_EXERCISE GOAL:_ From the entries below, gather each line containing the word "next".

_INPUT RECORDS:_
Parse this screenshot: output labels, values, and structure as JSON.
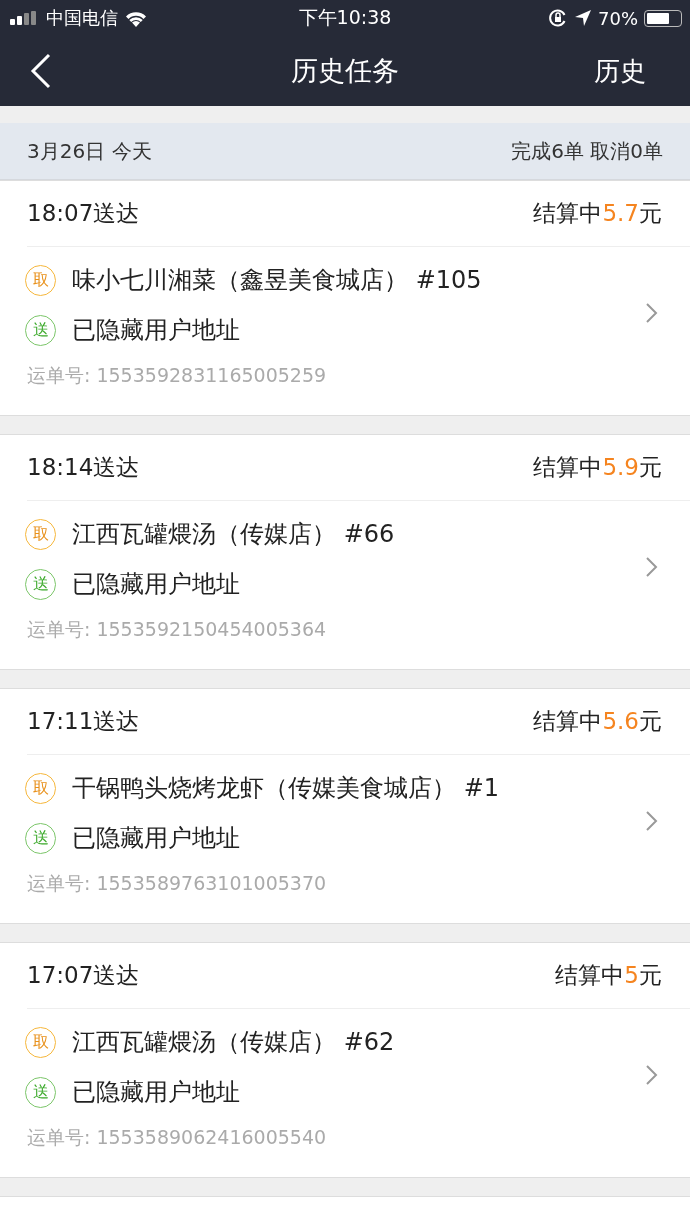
{
  "status_bar": {
    "carrier": "中国电信",
    "time": "下午10:38",
    "battery": "70%"
  },
  "nav": {
    "title": "历史任务",
    "right": "历史"
  },
  "day": {
    "date": "3月26日 今天",
    "summary": "完成6单 取消0单"
  },
  "orders": [
    {
      "time": "18:07送达",
      "status": "结算中",
      "amount": "5.7",
      "unit": "元",
      "stops": [
        {
          "kind": "pickup",
          "badge": "取",
          "text": "味小七川湘菜（鑫昱美食城店） #105"
        },
        {
          "kind": "dropoff",
          "badge": "送",
          "text": "已隐藏用户地址"
        }
      ],
      "waybill": "运单号: 1553592831165005259"
    },
    {
      "time": "18:14送达",
      "status": "结算中",
      "amount": "5.9",
      "unit": "元",
      "stops": [
        {
          "kind": "pickup",
          "badge": "取",
          "text": "江西瓦罐煨汤（传媒店） #66"
        },
        {
          "kind": "dropoff",
          "badge": "送",
          "text": "已隐藏用户地址"
        }
      ],
      "waybill": "运单号: 1553592150454005364"
    },
    {
      "time": "17:11送达",
      "status": "结算中",
      "amount": "5.6",
      "unit": "元",
      "stops": [
        {
          "kind": "pickup",
          "badge": "取",
          "text": "干锅鸭头烧烤龙虾（传媒美食城店） #1"
        },
        {
          "kind": "dropoff",
          "badge": "送",
          "text": "已隐藏用户地址"
        }
      ],
      "waybill": "运单号: 1553589763101005370"
    },
    {
      "time": "17:07送达",
      "status": "结算中",
      "amount": "5",
      "unit": "元",
      "stops": [
        {
          "kind": "pickup",
          "badge": "取",
          "text": "江西瓦罐煨汤（传媒店） #62"
        },
        {
          "kind": "dropoff",
          "badge": "送",
          "text": "已隐藏用户地址"
        }
      ],
      "waybill": "运单号: 1553589062416005540"
    }
  ]
}
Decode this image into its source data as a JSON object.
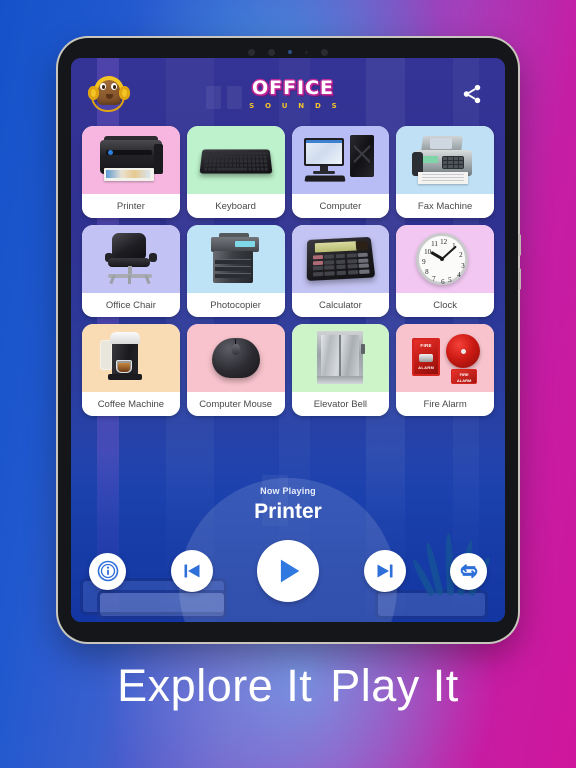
{
  "app": {
    "title_main": "OFFICE",
    "title_sub": "S O U N D S",
    "mascot_icon": "headphone-box-mascot-icon",
    "share_icon": "share-icon"
  },
  "grid": {
    "items": [
      {
        "label": "Printer",
        "art": "printer",
        "bg": "#f6b6e0"
      },
      {
        "label": "Keyboard",
        "art": "keyboard",
        "bg": "#bdf2cc"
      },
      {
        "label": "Computer",
        "art": "computer",
        "bg": "#b9bdf5"
      },
      {
        "label": "Fax Machine",
        "art": "fax",
        "bg": "#bfe0f5"
      },
      {
        "label": "Office Chair",
        "art": "chair",
        "bg": "#c3c2f4"
      },
      {
        "label": "Photocopier",
        "art": "photocopier",
        "bg": "#bfe3f6"
      },
      {
        "label": "Calculator",
        "art": "calculator",
        "bg": "#c3c4f3"
      },
      {
        "label": "Clock",
        "art": "clock",
        "bg": "#f2c8f2"
      },
      {
        "label": "Coffee Machine",
        "art": "coffee",
        "bg": "#fadcb4"
      },
      {
        "label": "Computer Mouse",
        "art": "mouse",
        "bg": "#f8c3cc"
      },
      {
        "label": "Elevator Bell",
        "art": "elevator",
        "bg": "#cdf3c8"
      },
      {
        "label": "Fire Alarm",
        "art": "firealarm",
        "bg": "#f8c3cc"
      }
    ]
  },
  "player": {
    "now_playing_label": "Now Playing",
    "track_title": "Printer",
    "controls": [
      {
        "name": "info-button",
        "icon": "info-icon"
      },
      {
        "name": "previous-button",
        "icon": "skip-previous-icon"
      },
      {
        "name": "play-button",
        "icon": "play-icon"
      },
      {
        "name": "next-button",
        "icon": "skip-next-icon"
      },
      {
        "name": "repeat-button",
        "icon": "repeat-icon"
      }
    ]
  },
  "tagline": {
    "part1": "Explore It",
    "part2": "Play It"
  },
  "clock_art": {
    "numbers": [
      "12",
      "1",
      "2",
      "3",
      "4",
      "5",
      "6",
      "7",
      "8",
      "9",
      "10",
      "11"
    ]
  },
  "fire_alarm_art": {
    "top_text": "FIRE",
    "bottom_text": "ALARM",
    "sign_line1": "FIRE",
    "sign_line2": "ALARM"
  },
  "colors": {
    "accent_blue": "#2f6fd8",
    "screen_bg": "#2d3490",
    "tile_bg": "#ffffff",
    "title_gold": "#f4c328",
    "title_outline": "#c0289c"
  }
}
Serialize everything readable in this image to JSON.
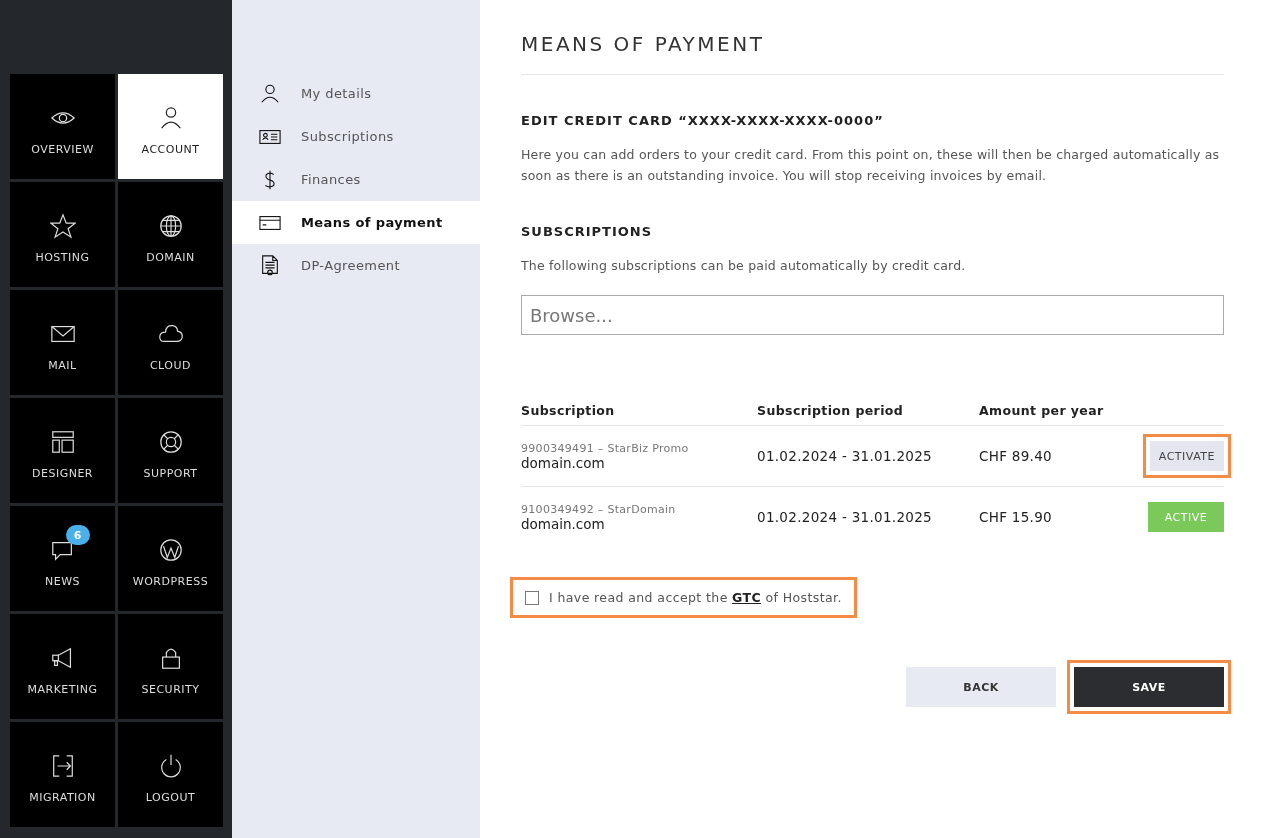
{
  "main_nav": [
    {
      "label": "OVERVIEW",
      "selected": false
    },
    {
      "label": "ACCOUNT",
      "selected": true
    },
    {
      "label": "HOSTING",
      "selected": false
    },
    {
      "label": "DOMAIN",
      "selected": false
    },
    {
      "label": "MAIL",
      "selected": false
    },
    {
      "label": "CLOUD",
      "selected": false
    },
    {
      "label": "DESIGNER",
      "selected": false
    },
    {
      "label": "SUPPORT",
      "selected": false
    },
    {
      "label": "NEWS",
      "selected": false,
      "badge": "6"
    },
    {
      "label": "WORDPRESS",
      "selected": false
    },
    {
      "label": "MARKETING",
      "selected": false
    },
    {
      "label": "SECURITY",
      "selected": false
    },
    {
      "label": "MIGRATION",
      "selected": false
    },
    {
      "label": "LOGOUT",
      "selected": false
    }
  ],
  "sub_nav": [
    {
      "label": "My details",
      "selected": false
    },
    {
      "label": "Subscriptions",
      "selected": false
    },
    {
      "label": "Finances",
      "selected": false
    },
    {
      "label": "Means of payment",
      "selected": true
    },
    {
      "label": "DP-Agreement",
      "selected": false
    }
  ],
  "page_title": "MEANS OF PAYMENT",
  "edit_heading": "EDIT CREDIT CARD “XXXX-XXXX-XXXX-0000”",
  "edit_text": "Here you can add orders to your credit card. From this point on, these will then be charged automatically as soon as there is an outstanding invoice. You will stop receiving invoices by email.",
  "subscriptions_heading": "SUBSCRIPTIONS",
  "subscriptions_text": "The following subscriptions can be paid automatically by credit card.",
  "search": {
    "placeholder": "Browse..."
  },
  "table": {
    "columns": [
      "Subscription",
      "Subscription period",
      "Amount per year"
    ],
    "rows": [
      {
        "id": "9900349491 – StarBiz Promo",
        "domain": "domain.com",
        "period": "01.02.2024 - 31.01.2025",
        "amount": "CHF 89.40",
        "action": "ACTIVATE",
        "active": false,
        "highlighted": true
      },
      {
        "id": "9100349492 – StarDomain",
        "domain": "domain.com",
        "period": "01.02.2024 - 31.01.2025",
        "amount": "CHF 15.90",
        "action": "ACTIVE",
        "active": true,
        "highlighted": false
      }
    ]
  },
  "terms": {
    "before": "I have read and accept the",
    "link": "GTC",
    "after": "of Hoststar.",
    "checked": false,
    "highlighted": true
  },
  "buttons": [
    {
      "label": "BACK",
      "kind": "secondary",
      "highlighted": false
    },
    {
      "label": "SAVE",
      "kind": "primary",
      "highlighted": true
    }
  ]
}
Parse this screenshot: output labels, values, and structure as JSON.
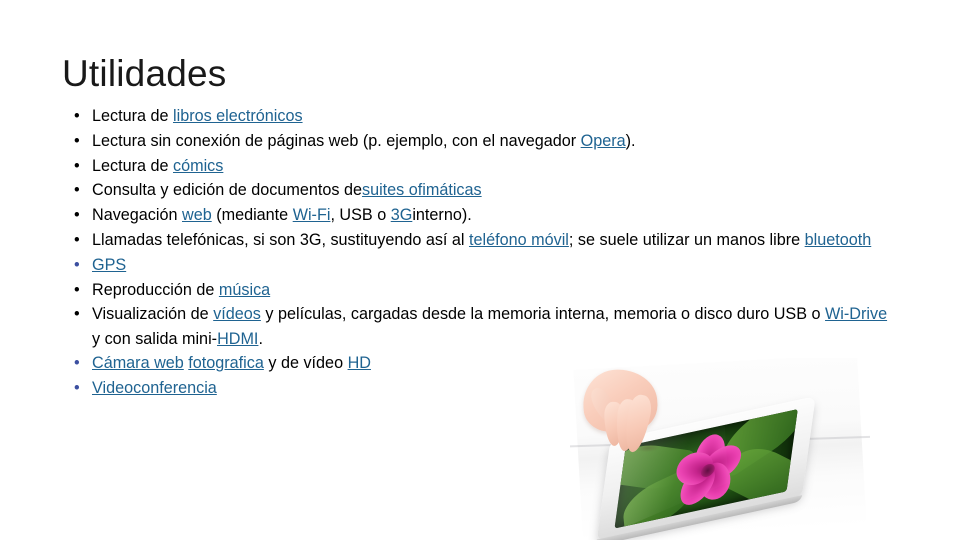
{
  "slide": {
    "title": "Utilidades",
    "background_color": "#ffffff",
    "link_color": "#1f6391",
    "text_color": "#000000",
    "bullets": [
      {
        "id": "lectura-libros",
        "marker": "•",
        "marker_is_link": false,
        "parts": [
          {
            "text": "Lectura de ",
            "link": false
          },
          {
            "text": "libros electrónicos",
            "link": true
          }
        ]
      },
      {
        "id": "lectura-sin-conexion",
        "marker": "•",
        "marker_is_link": false,
        "parts": [
          {
            "text": "Lectura sin conexión de páginas web (p. ejemplo, con el navegador ",
            "link": false
          },
          {
            "text": "Opera",
            "link": true
          },
          {
            "text": ").",
            "link": false
          }
        ]
      },
      {
        "id": "lectura-comics",
        "marker": "•",
        "marker_is_link": false,
        "parts": [
          {
            "text": "Lectura de ",
            "link": false
          },
          {
            "text": "cómics",
            "link": true
          }
        ]
      },
      {
        "id": "consulta-edicion-documentos",
        "marker": "•",
        "marker_is_link": false,
        "parts": [
          {
            "text": "Consulta y edición de documentos de",
            "link": false
          },
          {
            "text": "suites ofimáticas",
            "link": true
          }
        ]
      },
      {
        "id": "navegacion-web",
        "marker": "•",
        "marker_is_link": false,
        "parts": [
          {
            "text": "Navegación ",
            "link": false
          },
          {
            "text": "web",
            "link": true
          },
          {
            "text": " (mediante ",
            "link": false
          },
          {
            "text": "Wi-Fi",
            "link": true
          },
          {
            "text": ", USB o ",
            "link": false
          },
          {
            "text": "3G",
            "link": true
          },
          {
            "text": "interno).",
            "link": false
          }
        ]
      },
      {
        "id": "llamadas-telefonicas",
        "marker": "•",
        "marker_is_link": false,
        "parts": [
          {
            "text": "Llamadas telefónicas, si son 3G, sustituyendo así al ",
            "link": false
          },
          {
            "text": "teléfono móvil",
            "link": true
          },
          {
            "text": "; se suele utilizar un manos libre ",
            "link": false
          },
          {
            "text": "bluetooth",
            "link": true
          }
        ]
      },
      {
        "id": "gps",
        "marker": "•",
        "marker_is_link": true,
        "parts": [
          {
            "text": "GPS",
            "link": true
          }
        ]
      },
      {
        "id": "reproduccion-musica",
        "marker": "•",
        "marker_is_link": false,
        "parts": [
          {
            "text": "Reproducción de ",
            "link": false
          },
          {
            "text": "música",
            "link": true
          }
        ]
      },
      {
        "id": "visualizacion-videos",
        "marker": "•",
        "marker_is_link": false,
        "parts": [
          {
            "text": "Visualización de ",
            "link": false
          },
          {
            "text": "vídeos",
            "link": true
          },
          {
            "text": " y películas, cargadas desde la memoria interna, memoria o disco duro USB o ",
            "link": false
          },
          {
            "text": "Wi-Drive",
            "link": true
          },
          {
            "text": " y con salida mini-",
            "link": false
          },
          {
            "text": "HDMI",
            "link": true
          },
          {
            "text": ".",
            "link": false
          }
        ]
      },
      {
        "id": "camara-web",
        "marker": "•",
        "marker_is_link": true,
        "parts": [
          {
            "text": "Cámara web",
            "link": true
          },
          {
            "text": " ",
            "link": false
          },
          {
            "text": "fotografica",
            "link": true
          },
          {
            "text": " y de vídeo ",
            "link": false
          },
          {
            "text": "HD",
            "link": true
          }
        ]
      },
      {
        "id": "videoconferencia",
        "marker": "•",
        "marker_is_link": true,
        "parts": [
          {
            "text": "Videoconferencia",
            "link": true
          }
        ]
      }
    ],
    "photo": {
      "name": "tablet-photo",
      "description": "Hand touching a white tablet showing a pink hibiscus flower on green leaves"
    }
  }
}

_RESPONSE:_
        "name": "next-button",
        "icon": "skip-next-icon"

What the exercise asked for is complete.